Stated goal>
Every line of the records below should be restated exactly.
[Begin Stored data]
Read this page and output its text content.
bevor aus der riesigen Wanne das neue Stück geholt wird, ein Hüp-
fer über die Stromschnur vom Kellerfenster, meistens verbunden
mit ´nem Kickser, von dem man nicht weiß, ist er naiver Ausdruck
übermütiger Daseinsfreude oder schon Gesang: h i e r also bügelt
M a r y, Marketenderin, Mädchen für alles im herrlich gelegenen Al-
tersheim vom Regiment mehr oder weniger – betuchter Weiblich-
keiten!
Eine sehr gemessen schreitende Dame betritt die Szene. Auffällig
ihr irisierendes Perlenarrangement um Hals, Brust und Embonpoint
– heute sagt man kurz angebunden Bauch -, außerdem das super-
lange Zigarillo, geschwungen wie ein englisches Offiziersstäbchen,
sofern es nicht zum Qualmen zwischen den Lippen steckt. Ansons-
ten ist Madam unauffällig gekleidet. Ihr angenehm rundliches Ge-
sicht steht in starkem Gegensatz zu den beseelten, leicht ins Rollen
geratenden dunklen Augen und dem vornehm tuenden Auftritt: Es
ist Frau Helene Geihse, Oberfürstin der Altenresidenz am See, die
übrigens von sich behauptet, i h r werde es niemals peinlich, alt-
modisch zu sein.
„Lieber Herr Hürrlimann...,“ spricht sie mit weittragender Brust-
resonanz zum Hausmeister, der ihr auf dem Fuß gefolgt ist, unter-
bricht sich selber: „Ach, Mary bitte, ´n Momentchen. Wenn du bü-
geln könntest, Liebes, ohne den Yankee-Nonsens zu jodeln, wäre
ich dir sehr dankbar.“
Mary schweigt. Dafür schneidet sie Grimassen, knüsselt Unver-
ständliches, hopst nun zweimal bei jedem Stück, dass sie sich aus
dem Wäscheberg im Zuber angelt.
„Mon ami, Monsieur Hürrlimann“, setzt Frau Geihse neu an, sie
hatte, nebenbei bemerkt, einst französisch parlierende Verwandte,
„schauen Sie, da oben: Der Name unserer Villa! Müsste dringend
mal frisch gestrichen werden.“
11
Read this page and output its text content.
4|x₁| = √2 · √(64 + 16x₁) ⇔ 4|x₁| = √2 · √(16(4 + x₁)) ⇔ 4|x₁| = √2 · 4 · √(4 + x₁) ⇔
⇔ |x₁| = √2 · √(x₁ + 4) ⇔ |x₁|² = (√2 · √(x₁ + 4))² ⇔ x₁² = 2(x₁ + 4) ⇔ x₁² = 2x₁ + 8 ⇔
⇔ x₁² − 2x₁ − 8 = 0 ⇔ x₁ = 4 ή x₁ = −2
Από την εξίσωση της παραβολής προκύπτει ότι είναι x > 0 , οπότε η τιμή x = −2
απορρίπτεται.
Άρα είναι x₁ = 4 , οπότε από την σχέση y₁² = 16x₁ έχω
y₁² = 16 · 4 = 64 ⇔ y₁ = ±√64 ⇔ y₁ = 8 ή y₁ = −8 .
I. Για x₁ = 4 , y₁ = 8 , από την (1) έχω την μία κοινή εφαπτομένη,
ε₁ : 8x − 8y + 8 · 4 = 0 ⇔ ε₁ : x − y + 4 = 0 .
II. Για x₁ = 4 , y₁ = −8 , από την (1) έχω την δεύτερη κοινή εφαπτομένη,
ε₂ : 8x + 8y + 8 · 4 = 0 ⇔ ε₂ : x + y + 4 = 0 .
[End Stored data]
Response for this exercise>
Read this page and output its text content.
bevor aus der riesigen Wanne das neue Stück geholt wird, ein Hüp-
fer über die Stromschnur vom Kellerfenster, meistens verbunden
mit ´nem Kickser, von dem man nicht weiß, ist er naiver Ausdruck
übermütiger Daseinsfreude oder schon Gesang: h i e r also bügelt
M a r y, Marketenderin, Mädchen für alles im herrlich gelegenen Al-
tersheim vom Regiment mehr oder weniger – betuchter Weiblich-
keiten!
Eine sehr gemessen schreitende Dame betritt die Szene. Auffällig
ihr irisierendes Perlenarrangement um Hals, Brust und Embonpoint
– heute sagt man kurz angebunden Bauch -, außerdem das super-
lange Zigarillo, geschwungen wie ein englisches Offiziersstäbchen,
sofern es nicht zum Qualmen zwischen den Lippen steckt. Ansons-
ten ist Madam unauffällig gekleidet. Ihr angenehm rundliches Ge-
sicht steht in starkem Gegensatz zu den beseelten, leicht ins Rollen
geratenden dunklen Augen und dem vornehm tuenden Auftritt: Es
ist Frau Helene Geihse, Oberfürstin der Altenresidenz am See, die
übrigens von sich behauptet, i h r werde es niemals peinlich, alt-
modisch zu sein.
„Lieber Herr Hürrlimann...,“ spricht sie mit weittragender Brust-
resonanz zum Hausmeister, der ihr auf dem Fuß gefolgt ist, unter-
bricht sich selber: „Ach, Mary bitte, ´n Momentchen. Wenn du bü-
geln könntest, Liebes, ohne den Yankee-Nonsens zu jodeln, wäre
ich dir sehr dankbar.“
Mary schweigt. Dafür schneidet sie Grimassen, knüsselt Unver-
ständliches, hopst nun zweimal bei jedem Stück, dass sie sich aus
dem Wäscheberg im Zuber angelt.
„Mon ami, Monsieur Hürrlimann“, setzt Frau Geihse neu an, sie
hatte, nebenbei bemerkt, einst französisch parlierende Verwandte,
„schauen Sie, da oben: Der Name unserer Villa! Müsste dringend
mal frisch gestrichen werden.“
11
Read this page and output its text content.
4|x₁| = √2 · √(64 + 16x₁) ⇔ 4|x₁| = √2 · √(16(4 + x₁)) ⇔ 4|x₁| = √2 · 4 · √(4 + x₁) ⇔
⇔ |x₁| = √2 · √(x₁ + 4) ⇔ |x₁|² = (√2 · √(x₁ + 4))² ⇔ x₁² = 2(x₁ + 4) ⇔ x₁² = 2x₁ + 8 ⇔
⇔ x₁² − 2x₁ − 8 = 0 ⇔ x₁ = 4 ή x₁ = −2
Από την εξίσωση της παραβολής προκύπτει ότι είναι x > 0 , οπότε η τιμή x = −2
απορρίπτεται.
Άρα είναι x₁ = 4 , οπότε από την σχέση y₁² = 16x₁ έχω
y₁² = 16 · 4 = 64 ⇔ y₁ = ±√64 ⇔ y₁ = 8 ή y₁ = −8 .
I. Για x₁ = 4 , y₁ = 8 , από την (1) έχω την μία κοινή εφαπτομένη,
ε₁ : 8x − 8y + 8 · 4 = 0 ⇔ ε₁ : x − y + 4 = 0 .
II. Για x₁ = 4 , y₁ = −8 , από την (1) έχω την δεύτερη κοινή εφαπτομένη,
ε₂ : 8x + 8y + 8 · 4 = 0 ⇔ ε₂ : x + y + 4 = 0 .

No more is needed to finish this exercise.